--- Directions ---
Find and copy every line in the records that includes the string "structured".

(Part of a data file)
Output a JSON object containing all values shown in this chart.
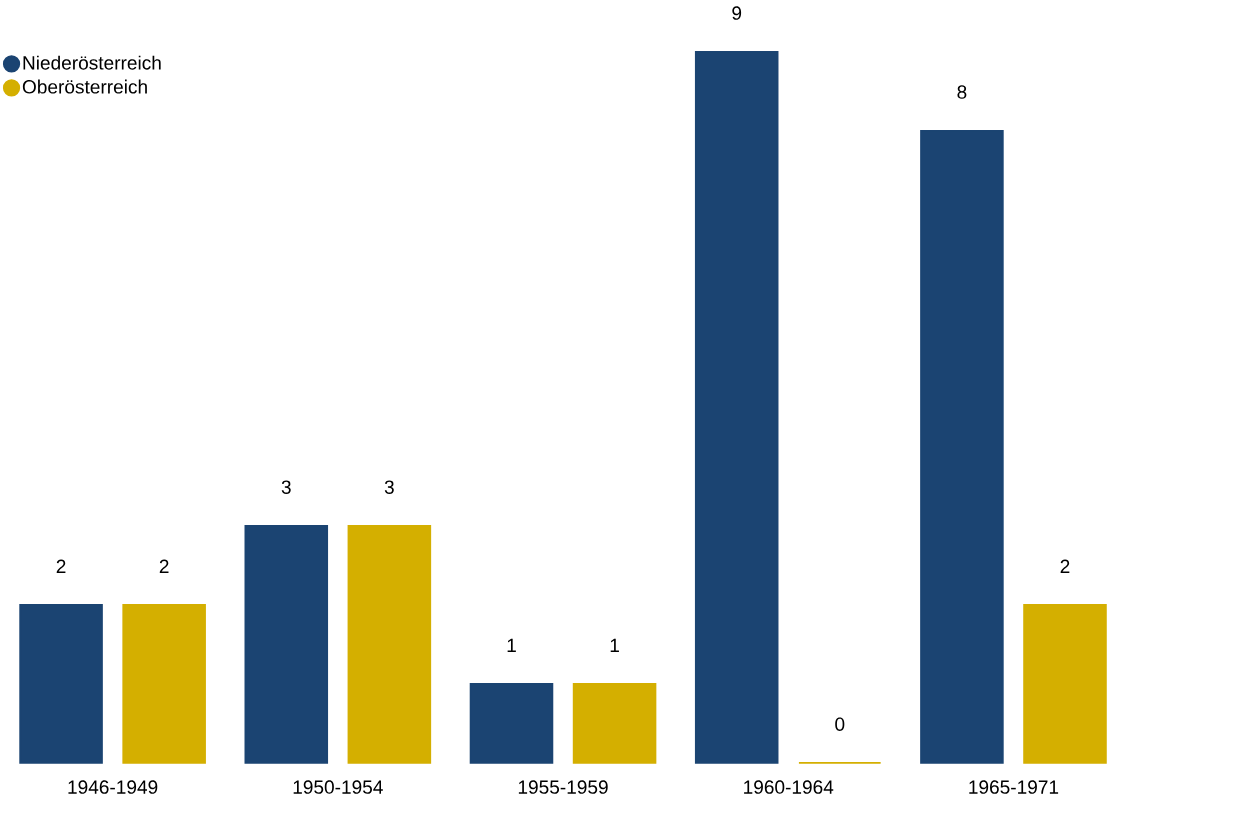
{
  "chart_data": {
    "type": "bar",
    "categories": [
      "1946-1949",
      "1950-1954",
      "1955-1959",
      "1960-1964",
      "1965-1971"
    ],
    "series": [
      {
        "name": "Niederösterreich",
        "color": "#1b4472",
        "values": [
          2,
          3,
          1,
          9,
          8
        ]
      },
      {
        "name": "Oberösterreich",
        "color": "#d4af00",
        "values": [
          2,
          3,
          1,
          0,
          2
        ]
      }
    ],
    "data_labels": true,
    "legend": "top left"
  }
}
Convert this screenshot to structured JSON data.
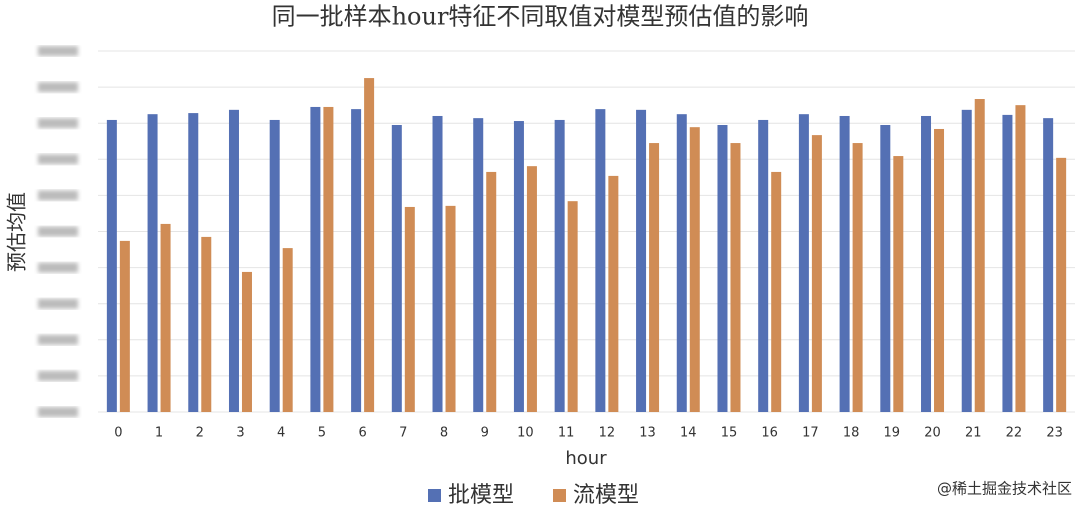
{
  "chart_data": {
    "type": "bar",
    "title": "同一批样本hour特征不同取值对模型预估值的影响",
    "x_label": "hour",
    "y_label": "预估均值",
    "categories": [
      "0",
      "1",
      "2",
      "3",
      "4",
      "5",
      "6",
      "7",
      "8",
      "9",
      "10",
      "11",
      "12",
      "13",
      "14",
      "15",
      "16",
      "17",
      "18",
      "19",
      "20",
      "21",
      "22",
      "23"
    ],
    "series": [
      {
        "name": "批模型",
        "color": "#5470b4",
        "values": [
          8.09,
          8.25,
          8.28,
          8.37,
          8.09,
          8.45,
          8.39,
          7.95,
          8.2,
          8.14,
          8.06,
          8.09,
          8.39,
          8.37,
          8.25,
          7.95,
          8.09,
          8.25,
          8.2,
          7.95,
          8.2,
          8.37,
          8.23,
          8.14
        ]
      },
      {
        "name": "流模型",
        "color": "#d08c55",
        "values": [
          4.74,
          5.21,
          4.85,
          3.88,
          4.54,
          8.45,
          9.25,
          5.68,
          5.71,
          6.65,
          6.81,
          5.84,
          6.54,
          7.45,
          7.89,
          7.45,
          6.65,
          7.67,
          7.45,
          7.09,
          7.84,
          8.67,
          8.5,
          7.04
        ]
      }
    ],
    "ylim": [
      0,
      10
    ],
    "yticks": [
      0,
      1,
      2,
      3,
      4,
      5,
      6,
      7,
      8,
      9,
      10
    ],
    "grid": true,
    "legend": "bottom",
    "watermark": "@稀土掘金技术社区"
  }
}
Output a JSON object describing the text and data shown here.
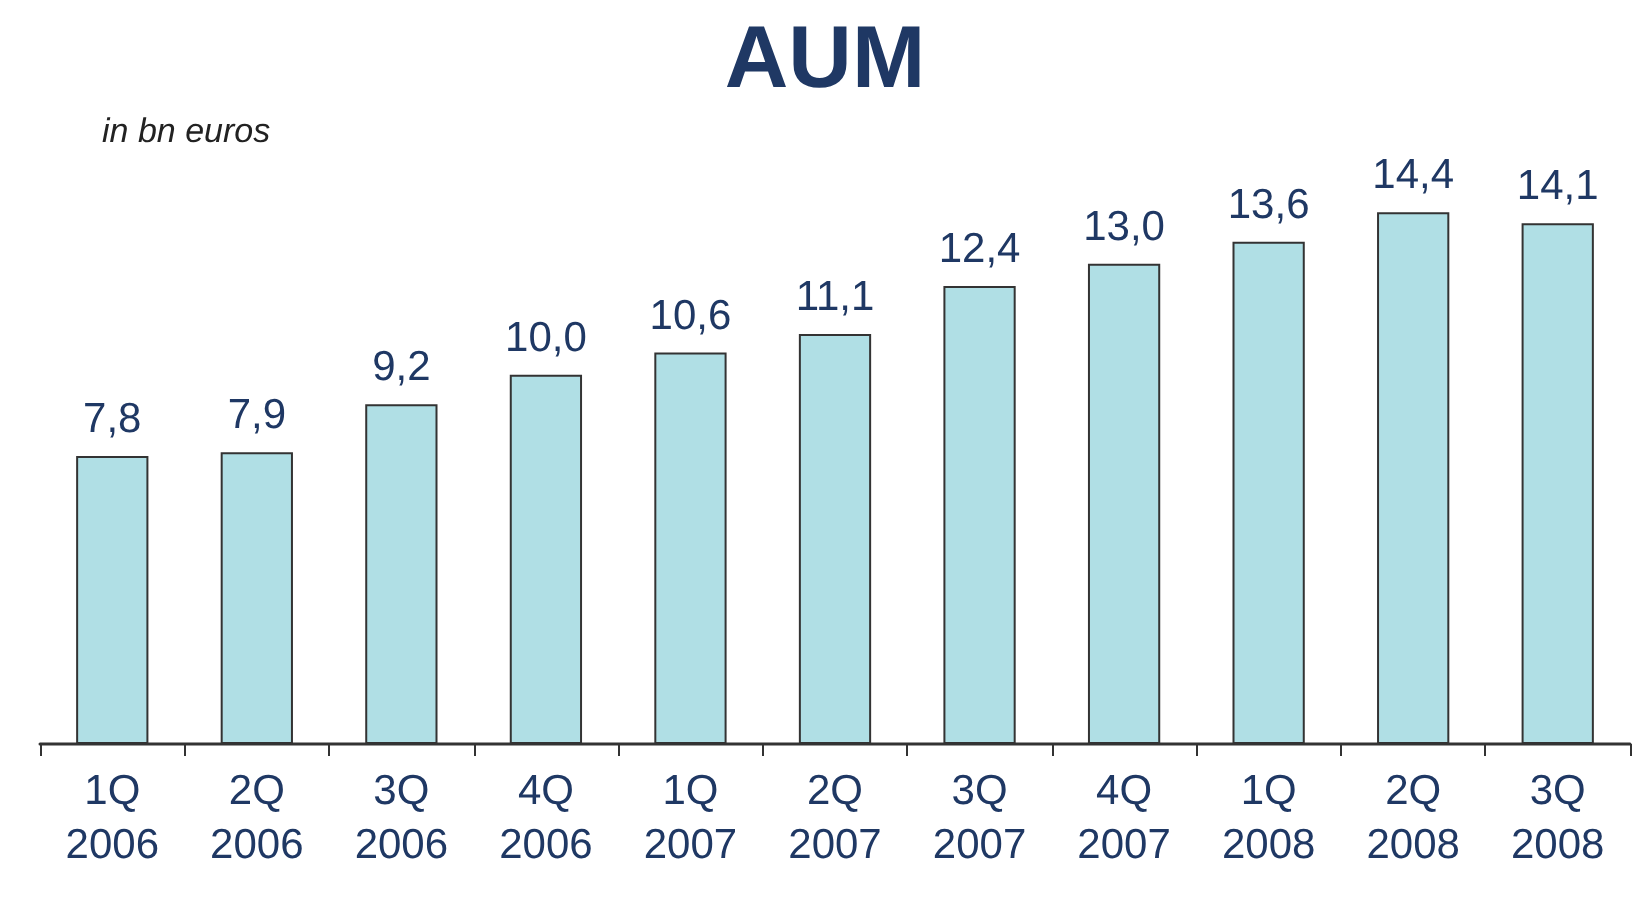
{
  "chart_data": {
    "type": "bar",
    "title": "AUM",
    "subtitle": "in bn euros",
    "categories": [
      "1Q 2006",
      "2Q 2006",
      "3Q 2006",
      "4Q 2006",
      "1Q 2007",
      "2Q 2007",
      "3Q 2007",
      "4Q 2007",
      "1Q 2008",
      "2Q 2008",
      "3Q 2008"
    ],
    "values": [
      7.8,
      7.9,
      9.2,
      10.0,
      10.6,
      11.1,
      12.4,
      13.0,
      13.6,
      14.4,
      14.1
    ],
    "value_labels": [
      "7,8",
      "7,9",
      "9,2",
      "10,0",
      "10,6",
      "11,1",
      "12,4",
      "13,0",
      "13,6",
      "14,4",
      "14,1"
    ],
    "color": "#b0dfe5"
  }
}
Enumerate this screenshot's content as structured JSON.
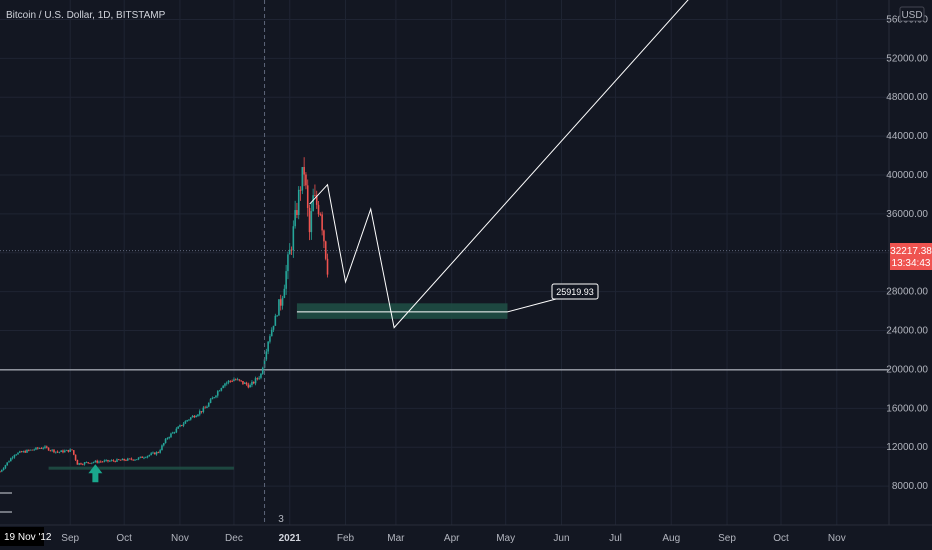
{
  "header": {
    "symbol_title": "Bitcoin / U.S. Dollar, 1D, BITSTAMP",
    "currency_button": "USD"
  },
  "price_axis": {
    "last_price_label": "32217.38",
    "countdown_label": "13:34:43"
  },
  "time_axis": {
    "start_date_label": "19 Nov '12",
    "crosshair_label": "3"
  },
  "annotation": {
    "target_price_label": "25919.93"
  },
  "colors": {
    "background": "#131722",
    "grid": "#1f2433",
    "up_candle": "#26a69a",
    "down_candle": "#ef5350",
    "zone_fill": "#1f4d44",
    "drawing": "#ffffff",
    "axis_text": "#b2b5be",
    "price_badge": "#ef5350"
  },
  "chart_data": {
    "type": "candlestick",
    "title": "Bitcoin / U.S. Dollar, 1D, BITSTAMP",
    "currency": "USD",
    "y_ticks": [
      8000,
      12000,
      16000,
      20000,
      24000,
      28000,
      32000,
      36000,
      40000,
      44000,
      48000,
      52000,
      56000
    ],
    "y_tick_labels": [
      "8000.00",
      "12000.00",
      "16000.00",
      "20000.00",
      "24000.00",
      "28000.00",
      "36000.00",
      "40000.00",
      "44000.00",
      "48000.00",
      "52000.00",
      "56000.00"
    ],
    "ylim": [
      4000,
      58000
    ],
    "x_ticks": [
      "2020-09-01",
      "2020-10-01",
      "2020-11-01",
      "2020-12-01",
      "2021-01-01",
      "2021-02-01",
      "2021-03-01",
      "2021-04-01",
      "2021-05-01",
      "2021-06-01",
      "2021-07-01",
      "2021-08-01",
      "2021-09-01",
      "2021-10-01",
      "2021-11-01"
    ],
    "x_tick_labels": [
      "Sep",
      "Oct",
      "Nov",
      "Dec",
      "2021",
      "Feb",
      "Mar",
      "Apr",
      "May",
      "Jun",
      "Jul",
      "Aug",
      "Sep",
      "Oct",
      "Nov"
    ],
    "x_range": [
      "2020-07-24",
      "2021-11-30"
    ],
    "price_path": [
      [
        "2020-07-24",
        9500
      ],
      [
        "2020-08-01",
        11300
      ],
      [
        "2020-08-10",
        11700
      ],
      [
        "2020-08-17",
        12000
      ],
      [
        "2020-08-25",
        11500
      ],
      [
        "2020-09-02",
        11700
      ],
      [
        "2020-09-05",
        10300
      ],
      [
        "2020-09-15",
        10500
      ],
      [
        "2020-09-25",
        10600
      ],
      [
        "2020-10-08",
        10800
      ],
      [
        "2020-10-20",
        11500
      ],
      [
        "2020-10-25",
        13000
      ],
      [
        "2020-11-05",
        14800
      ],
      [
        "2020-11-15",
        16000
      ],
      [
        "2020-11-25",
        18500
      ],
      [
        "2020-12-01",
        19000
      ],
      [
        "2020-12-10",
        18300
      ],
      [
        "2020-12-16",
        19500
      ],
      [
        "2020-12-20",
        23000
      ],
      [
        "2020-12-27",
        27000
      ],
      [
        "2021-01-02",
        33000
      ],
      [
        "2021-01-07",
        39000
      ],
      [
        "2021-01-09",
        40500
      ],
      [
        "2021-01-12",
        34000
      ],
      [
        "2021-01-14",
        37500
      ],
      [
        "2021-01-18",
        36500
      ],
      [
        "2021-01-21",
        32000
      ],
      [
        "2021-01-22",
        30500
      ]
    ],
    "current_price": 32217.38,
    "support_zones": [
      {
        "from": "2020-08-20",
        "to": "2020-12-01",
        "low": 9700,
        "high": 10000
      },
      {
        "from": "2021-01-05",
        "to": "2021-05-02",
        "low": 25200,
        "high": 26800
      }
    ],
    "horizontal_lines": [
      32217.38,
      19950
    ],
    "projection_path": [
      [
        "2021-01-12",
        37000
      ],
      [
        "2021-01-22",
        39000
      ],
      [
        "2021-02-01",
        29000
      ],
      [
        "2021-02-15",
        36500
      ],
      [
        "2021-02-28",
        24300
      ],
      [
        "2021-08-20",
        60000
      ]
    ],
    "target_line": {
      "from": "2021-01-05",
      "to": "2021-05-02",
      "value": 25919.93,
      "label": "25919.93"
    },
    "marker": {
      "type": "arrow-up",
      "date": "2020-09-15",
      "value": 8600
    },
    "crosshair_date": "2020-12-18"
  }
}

--- Worked solution ---
Convert this screenshot to structured JSON data.
Enumerate this screenshot's content as structured JSON.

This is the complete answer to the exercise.